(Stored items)
━━━━━━━━

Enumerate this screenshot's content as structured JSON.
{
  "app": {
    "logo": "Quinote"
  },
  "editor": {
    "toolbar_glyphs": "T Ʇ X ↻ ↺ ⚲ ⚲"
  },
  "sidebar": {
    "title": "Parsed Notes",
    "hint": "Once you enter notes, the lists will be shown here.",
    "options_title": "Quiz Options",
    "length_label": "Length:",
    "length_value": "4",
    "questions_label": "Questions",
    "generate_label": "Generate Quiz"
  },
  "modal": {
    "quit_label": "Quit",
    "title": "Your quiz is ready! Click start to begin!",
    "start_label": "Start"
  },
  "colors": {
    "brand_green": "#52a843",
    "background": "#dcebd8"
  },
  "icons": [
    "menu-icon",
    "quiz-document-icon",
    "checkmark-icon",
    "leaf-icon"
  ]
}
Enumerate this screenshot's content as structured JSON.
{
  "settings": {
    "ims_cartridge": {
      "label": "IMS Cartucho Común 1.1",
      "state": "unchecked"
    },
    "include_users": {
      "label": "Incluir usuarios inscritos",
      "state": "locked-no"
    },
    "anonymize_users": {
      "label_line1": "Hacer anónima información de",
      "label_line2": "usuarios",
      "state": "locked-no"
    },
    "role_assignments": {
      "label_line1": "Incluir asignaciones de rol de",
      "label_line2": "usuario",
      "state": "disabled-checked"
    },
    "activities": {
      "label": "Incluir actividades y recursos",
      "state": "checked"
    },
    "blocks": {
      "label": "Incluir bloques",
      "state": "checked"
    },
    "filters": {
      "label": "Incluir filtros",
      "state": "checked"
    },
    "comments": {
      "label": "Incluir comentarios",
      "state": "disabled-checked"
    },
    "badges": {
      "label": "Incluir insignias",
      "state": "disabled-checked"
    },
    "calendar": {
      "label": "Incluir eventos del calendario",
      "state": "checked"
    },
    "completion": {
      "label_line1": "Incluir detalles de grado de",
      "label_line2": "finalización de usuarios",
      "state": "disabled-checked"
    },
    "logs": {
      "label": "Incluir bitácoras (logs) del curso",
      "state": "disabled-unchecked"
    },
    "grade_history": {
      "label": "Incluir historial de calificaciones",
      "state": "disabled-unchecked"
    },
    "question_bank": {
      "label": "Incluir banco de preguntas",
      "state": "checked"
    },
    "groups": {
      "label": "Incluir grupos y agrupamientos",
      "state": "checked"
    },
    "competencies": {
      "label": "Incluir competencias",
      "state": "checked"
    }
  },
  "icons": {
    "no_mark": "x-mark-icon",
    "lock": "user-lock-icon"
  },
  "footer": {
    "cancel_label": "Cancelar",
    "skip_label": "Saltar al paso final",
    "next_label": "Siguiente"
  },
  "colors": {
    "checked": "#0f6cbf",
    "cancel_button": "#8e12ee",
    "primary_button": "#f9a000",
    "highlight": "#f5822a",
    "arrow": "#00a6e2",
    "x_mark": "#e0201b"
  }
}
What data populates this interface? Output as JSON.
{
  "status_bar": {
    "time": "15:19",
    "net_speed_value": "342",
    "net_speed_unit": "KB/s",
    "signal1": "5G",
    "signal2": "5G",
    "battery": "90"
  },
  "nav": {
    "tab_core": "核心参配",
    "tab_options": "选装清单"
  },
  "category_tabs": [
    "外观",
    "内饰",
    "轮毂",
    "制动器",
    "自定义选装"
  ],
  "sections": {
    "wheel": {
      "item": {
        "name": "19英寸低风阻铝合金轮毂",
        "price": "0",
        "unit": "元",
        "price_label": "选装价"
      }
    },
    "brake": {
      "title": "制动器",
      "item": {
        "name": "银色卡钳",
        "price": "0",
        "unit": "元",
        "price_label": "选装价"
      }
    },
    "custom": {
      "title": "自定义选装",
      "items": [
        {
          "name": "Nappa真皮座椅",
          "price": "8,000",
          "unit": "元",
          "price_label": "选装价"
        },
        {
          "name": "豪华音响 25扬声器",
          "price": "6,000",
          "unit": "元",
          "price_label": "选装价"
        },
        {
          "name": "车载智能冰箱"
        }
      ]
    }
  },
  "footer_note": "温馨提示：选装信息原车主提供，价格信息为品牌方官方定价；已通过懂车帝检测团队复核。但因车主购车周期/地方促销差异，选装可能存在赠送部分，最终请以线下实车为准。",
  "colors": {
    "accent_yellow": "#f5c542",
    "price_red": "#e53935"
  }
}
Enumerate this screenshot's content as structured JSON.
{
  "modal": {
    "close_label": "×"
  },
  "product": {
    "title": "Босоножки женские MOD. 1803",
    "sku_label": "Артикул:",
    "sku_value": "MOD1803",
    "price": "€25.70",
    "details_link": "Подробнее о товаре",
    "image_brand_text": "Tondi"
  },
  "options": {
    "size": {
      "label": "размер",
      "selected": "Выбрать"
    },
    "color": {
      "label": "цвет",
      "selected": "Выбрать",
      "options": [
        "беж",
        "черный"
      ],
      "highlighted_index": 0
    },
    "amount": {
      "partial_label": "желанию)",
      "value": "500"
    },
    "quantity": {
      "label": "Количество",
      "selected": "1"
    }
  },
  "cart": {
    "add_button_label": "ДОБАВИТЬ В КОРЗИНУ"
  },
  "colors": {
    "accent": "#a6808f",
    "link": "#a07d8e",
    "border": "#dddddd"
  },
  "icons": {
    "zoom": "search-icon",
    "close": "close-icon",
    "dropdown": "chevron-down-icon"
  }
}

━━━━━━━━

** Set problem **
Every entry must be output again, exactly as written above.

** Answer for this exercise **
Enumerate this screenshot's content as structured JSON.
{
  "app": {
    "logo": "Quinote"
  },
  "editor": {
    "toolbar_glyphs": "T Ʇ X ↻ ↺ ⚲ ⚲"
  },
  "sidebar": {
    "title": "Parsed Notes",
    "hint": "Once you enter notes, the lists will be shown here.",
    "options_title": "Quiz Options",
    "length_label": "Length:",
    "length_value": "4",
    "questions_label": "Questions",
    "generate_label": "Generate Quiz"
  },
  "modal": {
    "quit_label": "Quit",
    "title": "Your quiz is ready! Click start to begin!",
    "start_label": "Start"
  },
  "colors": {
    "brand_green": "#52a843",
    "background": "#dcebd8"
  },
  "icons": [
    "menu-icon",
    "quiz-document-icon",
    "checkmark-icon",
    "leaf-icon"
  ]
}
Enumerate this screenshot's content as structured JSON.
{
  "settings": {
    "ims_cartridge": {
      "label": "IMS Cartucho Común 1.1",
      "state": "unchecked"
    },
    "include_users": {
      "label": "Incluir usuarios inscritos",
      "state": "locked-no"
    },
    "anonymize_users": {
      "label_line1": "Hacer anónima información de",
      "label_line2": "usuarios",
      "state": "locked-no"
    },
    "role_assignments": {
      "label_line1": "Incluir asignaciones de rol de",
      "label_line2": "usuario",
      "state": "disabled-checked"
    },
    "activities": {
      "label": "Incluir actividades y recursos",
      "state": "checked"
    },
    "blocks": {
      "label": "Incluir bloques",
      "state": "checked"
    },
    "filters": {
      "label": "Incluir filtros",
      "state": "checked"
    },
    "comments": {
      "label": "Incluir comentarios",
      "state": "disabled-checked"
    },
    "badges": {
      "label": "Incluir insignias",
      "state": "disabled-checked"
    },
    "calendar": {
      "label": "Incluir eventos del calendario",
      "state": "checked"
    },
    "completion": {
      "label_line1": "Incluir detalles de grado de",
      "label_line2": "finalización de usuarios",
      "state": "disabled-checked"
    },
    "logs": {
      "label": "Incluir bitácoras (logs) del curso",
      "state": "disabled-unchecked"
    },
    "grade_history": {
      "label": "Incluir historial de calificaciones",
      "state": "disabled-unchecked"
    },
    "question_bank": {
      "label": "Incluir banco de preguntas",
      "state": "checked"
    },
    "groups": {
      "label": "Incluir grupos y agrupamientos",
      "state": "checked"
    },
    "competencies": {
      "label": "Incluir competencias",
      "state": "checked"
    }
  },
  "icons": {
    "no_mark": "x-mark-icon",
    "lock": "user-lock-icon"
  },
  "footer": {
    "cancel_label": "Cancelar",
    "skip_label": "Saltar al paso final",
    "next_label": "Siguiente"
  },
  "colors": {
    "checked": "#0f6cbf",
    "cancel_button": "#8e12ee",
    "primary_button": "#f9a000",
    "highlight": "#f5822a",
    "arrow": "#00a6e2",
    "x_mark": "#e0201b"
  }
}
What data populates this interface? Output as JSON.
{
  "status_bar": {
    "time": "15:19",
    "net_speed_value": "342",
    "net_speed_unit": "KB/s",
    "signal1": "5G",
    "signal2": "5G",
    "battery": "90"
  },
  "nav": {
    "tab_core": "核心参配",
    "tab_options": "选装清单"
  },
  "category_tabs": [
    "外观",
    "内饰",
    "轮毂",
    "制动器",
    "自定义选装"
  ],
  "sections": {
    "wheel": {
      "item": {
        "name": "19英寸低风阻铝合金轮毂",
        "price": "0",
        "unit": "元",
        "price_label": "选装价"
      }
    },
    "brake": {
      "title": "制动器",
      "item": {
        "name": "银色卡钳",
        "price": "0",
        "unit": "元",
        "price_label": "选装价"
      }
    },
    "custom": {
      "title": "自定义选装",
      "items": [
        {
          "name": "Nappa真皮座椅",
          "price": "8,000",
          "unit": "元",
          "price_label": "选装价"
        },
        {
          "name": "豪华音响 25扬声器",
          "price": "6,000",
          "unit": "元",
          "price_label": "选装价"
        },
        {
          "name": "车载智能冰箱"
        }
      ]
    }
  },
  "footer_note": "温馨提示：选装信息原车主提供，价格信息为品牌方官方定价；已通过懂车帝检测团队复核。但因车主购车周期/地方促销差异，选装可能存在赠送部分，最终请以线下实车为准。",
  "colors": {
    "accent_yellow": "#f5c542",
    "price_red": "#e53935"
  }
}
Enumerate this screenshot's content as structured JSON.
{
  "modal": {
    "close_label": "×"
  },
  "product": {
    "title": "Босоножки женские MOD. 1803",
    "sku_label": "Артикул:",
    "sku_value": "MOD1803",
    "price": "€25.70",
    "details_link": "Подробнее о товаре",
    "image_brand_text": "Tondi"
  },
  "options": {
    "size": {
      "label": "размер",
      "selected": "Выбрать"
    },
    "color": {
      "label": "цвет",
      "selected": "Выбрать",
      "options": [
        "беж",
        "черный"
      ],
      "highlighted_index": 0
    },
    "amount": {
      "partial_label": "желанию)",
      "value": "500"
    },
    "quantity": {
      "label": "Количество",
      "selected": "1"
    }
  },
  "cart": {
    "add_button_label": "ДОБАВИТЬ В КОРЗИНУ"
  },
  "colors": {
    "accent": "#a6808f",
    "link": "#a07d8e",
    "border": "#dddddd"
  },
  "icons": {
    "zoom": "search-icon",
    "close": "close-icon",
    "dropdown": "chevron-down-icon"
  }
}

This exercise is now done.